━━━━━ EXERCISE INPUTS ━━━━━
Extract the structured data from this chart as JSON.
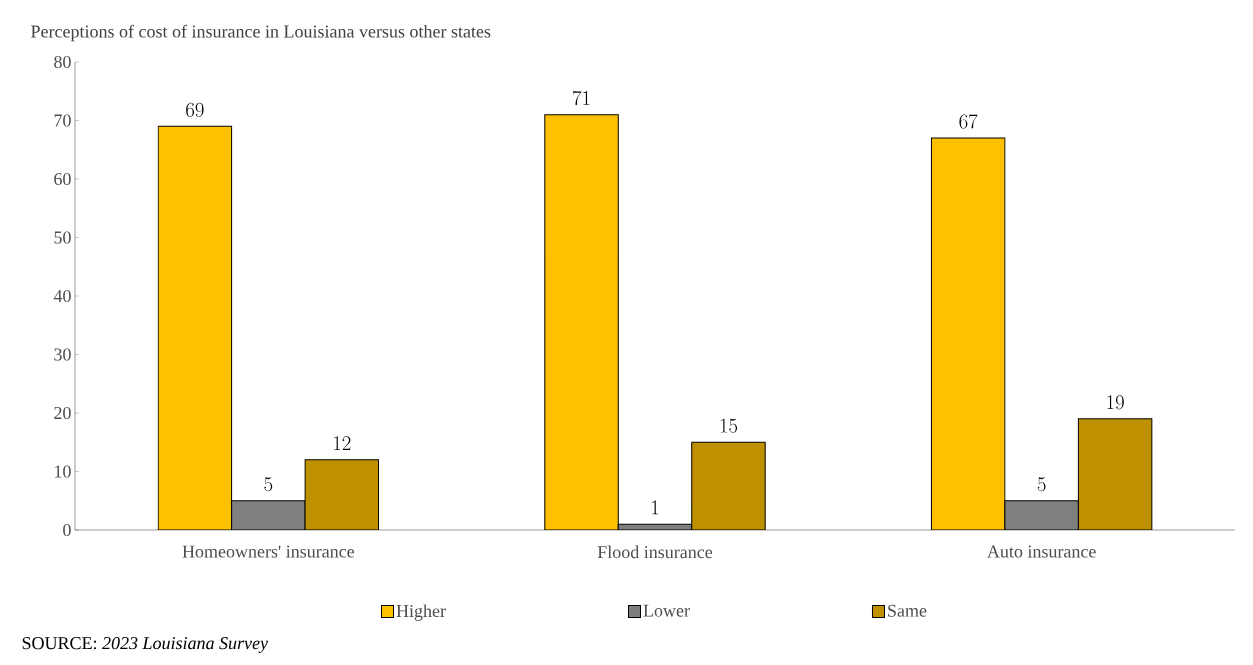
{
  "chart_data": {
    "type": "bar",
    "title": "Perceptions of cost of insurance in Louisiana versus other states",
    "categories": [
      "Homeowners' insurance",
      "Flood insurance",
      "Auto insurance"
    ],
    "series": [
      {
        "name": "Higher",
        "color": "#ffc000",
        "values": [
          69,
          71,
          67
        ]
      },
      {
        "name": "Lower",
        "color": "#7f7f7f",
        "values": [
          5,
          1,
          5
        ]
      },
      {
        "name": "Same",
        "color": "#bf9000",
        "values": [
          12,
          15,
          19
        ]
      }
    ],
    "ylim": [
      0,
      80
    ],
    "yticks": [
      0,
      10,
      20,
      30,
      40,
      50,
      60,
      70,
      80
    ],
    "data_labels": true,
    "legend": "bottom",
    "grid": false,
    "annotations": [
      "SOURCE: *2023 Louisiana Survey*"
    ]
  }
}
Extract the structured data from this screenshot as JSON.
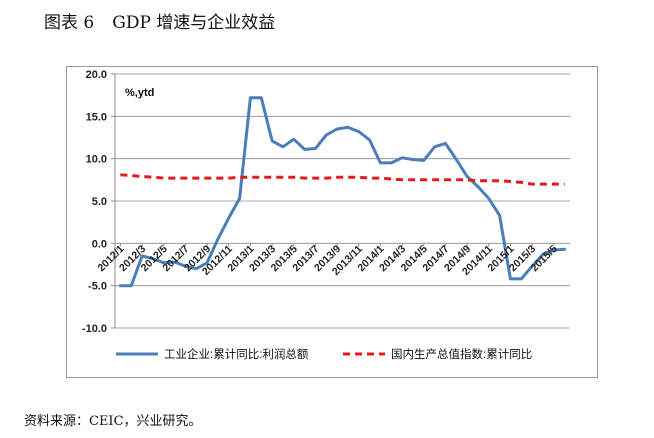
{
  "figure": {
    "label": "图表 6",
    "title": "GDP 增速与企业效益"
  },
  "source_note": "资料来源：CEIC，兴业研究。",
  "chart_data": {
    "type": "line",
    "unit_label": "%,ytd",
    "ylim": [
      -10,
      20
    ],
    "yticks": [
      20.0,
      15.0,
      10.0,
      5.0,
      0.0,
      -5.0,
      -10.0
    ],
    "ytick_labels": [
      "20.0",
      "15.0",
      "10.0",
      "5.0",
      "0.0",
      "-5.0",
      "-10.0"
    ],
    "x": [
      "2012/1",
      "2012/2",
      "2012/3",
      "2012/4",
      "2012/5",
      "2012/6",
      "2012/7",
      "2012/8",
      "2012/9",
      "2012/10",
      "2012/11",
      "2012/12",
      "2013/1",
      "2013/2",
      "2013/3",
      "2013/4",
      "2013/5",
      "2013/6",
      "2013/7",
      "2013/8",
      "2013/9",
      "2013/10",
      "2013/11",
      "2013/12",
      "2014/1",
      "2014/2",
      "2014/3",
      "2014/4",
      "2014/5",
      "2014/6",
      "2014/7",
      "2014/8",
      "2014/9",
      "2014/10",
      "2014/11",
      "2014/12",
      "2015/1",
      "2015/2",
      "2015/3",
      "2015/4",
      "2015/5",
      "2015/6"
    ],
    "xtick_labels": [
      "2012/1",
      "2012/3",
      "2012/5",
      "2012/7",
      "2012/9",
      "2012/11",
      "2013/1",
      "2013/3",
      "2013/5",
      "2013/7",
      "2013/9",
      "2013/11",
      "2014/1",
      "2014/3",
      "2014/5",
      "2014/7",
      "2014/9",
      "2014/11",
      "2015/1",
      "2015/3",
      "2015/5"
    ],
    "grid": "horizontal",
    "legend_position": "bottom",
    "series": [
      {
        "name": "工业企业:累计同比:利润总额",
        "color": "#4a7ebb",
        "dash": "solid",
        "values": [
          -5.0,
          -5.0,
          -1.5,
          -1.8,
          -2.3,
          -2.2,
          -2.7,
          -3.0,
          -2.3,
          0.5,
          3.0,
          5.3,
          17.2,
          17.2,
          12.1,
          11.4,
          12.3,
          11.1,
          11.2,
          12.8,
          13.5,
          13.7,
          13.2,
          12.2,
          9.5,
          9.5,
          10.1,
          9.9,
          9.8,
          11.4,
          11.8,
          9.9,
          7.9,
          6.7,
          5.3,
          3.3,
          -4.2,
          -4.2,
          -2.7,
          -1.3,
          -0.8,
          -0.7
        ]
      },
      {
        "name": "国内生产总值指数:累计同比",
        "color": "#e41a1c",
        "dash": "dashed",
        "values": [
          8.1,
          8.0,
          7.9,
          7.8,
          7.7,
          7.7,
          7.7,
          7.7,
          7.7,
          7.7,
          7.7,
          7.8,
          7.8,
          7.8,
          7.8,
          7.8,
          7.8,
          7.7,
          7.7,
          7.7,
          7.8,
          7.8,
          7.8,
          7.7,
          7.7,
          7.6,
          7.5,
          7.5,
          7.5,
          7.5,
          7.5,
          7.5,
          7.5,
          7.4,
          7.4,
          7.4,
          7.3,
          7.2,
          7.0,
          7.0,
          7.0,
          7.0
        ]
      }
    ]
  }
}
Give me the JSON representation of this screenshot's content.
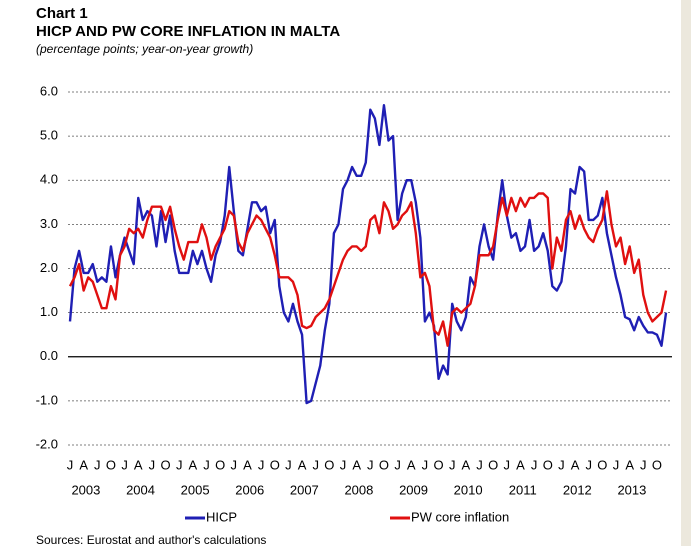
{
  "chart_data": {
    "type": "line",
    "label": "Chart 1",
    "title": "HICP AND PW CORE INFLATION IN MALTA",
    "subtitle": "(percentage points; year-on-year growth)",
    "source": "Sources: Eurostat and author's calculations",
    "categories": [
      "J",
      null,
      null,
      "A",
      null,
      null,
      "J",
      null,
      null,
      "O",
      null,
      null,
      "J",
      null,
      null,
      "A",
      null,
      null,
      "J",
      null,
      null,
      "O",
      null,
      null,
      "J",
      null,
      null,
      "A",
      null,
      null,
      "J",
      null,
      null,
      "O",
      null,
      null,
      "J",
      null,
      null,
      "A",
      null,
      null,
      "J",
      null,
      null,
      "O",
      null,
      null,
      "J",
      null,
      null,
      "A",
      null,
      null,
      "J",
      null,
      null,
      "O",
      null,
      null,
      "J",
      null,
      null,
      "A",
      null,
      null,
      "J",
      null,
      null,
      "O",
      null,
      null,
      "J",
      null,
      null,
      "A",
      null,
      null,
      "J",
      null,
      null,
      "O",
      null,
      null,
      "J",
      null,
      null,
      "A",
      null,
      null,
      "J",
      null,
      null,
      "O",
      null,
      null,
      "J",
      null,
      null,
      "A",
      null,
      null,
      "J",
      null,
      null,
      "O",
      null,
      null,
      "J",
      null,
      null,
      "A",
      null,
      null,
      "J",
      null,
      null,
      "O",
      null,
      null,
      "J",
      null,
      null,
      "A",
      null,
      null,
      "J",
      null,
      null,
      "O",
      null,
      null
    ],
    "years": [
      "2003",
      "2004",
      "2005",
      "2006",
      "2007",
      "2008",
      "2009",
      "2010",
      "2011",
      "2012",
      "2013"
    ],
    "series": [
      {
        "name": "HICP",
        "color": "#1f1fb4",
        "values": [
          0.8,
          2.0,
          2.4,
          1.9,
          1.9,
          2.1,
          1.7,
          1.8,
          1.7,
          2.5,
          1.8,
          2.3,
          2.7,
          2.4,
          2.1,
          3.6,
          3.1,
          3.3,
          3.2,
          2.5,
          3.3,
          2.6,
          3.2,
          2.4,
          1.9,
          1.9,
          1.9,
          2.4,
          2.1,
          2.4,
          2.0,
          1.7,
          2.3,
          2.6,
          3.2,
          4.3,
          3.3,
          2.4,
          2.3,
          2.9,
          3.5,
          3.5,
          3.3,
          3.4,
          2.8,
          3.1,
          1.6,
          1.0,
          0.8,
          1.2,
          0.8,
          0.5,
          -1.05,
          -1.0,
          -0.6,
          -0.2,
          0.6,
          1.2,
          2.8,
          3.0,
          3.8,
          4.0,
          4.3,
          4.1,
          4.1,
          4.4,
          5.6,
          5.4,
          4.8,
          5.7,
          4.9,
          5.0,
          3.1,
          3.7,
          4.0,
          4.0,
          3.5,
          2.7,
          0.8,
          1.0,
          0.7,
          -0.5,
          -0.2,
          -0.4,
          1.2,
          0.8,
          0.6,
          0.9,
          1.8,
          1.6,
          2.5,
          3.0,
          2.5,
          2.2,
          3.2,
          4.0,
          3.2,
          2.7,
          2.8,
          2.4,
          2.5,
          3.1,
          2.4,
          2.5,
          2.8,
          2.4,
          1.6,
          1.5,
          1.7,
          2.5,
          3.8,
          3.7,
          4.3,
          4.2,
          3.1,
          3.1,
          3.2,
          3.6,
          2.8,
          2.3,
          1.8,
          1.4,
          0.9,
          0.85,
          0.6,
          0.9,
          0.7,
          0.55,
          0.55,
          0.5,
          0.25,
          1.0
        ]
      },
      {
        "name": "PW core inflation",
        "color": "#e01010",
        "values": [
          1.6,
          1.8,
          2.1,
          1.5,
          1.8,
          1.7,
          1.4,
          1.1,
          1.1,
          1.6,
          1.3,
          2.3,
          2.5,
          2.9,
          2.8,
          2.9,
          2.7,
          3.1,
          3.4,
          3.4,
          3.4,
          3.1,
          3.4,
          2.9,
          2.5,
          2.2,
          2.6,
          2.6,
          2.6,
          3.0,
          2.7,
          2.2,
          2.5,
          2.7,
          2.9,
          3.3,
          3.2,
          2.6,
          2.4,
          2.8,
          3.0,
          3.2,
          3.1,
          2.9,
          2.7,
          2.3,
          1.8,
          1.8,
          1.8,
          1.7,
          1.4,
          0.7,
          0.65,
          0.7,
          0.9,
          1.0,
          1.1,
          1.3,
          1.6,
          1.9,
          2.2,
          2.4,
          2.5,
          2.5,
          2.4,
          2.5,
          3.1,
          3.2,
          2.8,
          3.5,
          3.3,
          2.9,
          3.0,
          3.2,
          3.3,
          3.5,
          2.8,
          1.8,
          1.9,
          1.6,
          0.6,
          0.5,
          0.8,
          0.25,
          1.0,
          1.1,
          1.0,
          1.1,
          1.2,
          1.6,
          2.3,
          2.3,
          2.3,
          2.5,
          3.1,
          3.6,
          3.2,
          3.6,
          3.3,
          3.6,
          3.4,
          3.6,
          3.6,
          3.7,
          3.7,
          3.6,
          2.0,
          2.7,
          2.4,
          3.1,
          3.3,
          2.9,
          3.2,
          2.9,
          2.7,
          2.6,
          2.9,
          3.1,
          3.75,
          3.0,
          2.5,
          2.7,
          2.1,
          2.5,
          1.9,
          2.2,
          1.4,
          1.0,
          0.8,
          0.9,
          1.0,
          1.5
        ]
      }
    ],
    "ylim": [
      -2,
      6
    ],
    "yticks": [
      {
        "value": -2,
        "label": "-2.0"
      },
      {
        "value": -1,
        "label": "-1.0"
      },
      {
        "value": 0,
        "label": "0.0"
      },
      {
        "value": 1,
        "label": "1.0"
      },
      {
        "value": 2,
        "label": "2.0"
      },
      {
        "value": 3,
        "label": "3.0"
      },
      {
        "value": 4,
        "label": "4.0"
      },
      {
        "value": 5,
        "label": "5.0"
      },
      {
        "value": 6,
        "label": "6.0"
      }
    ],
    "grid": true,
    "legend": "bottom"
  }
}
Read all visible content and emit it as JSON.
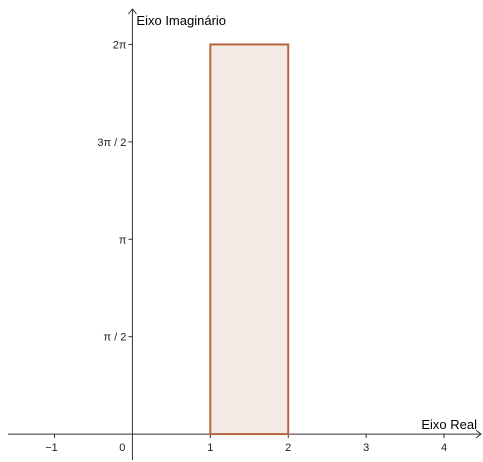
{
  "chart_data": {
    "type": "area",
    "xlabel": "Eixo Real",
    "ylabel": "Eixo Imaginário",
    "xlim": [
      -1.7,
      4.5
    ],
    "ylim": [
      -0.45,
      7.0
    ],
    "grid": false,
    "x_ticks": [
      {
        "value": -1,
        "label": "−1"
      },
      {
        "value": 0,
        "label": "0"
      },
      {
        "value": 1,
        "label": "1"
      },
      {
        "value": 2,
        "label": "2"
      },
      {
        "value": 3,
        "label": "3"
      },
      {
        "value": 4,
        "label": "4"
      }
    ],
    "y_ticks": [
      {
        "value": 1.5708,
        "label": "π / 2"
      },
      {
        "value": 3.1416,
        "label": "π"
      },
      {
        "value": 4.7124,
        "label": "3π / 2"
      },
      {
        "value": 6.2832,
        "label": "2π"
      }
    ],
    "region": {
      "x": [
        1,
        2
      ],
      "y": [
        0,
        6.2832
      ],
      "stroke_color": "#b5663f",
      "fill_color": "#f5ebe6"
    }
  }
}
━━━━━
▸ **TO DO**: Search the data above for the string "from" and return every line that has it.

▸ **RESPONSE TO THE TASK**:
Extract the structured data from this chart as JSON.
Extract the structured data from this screenshot as JSON.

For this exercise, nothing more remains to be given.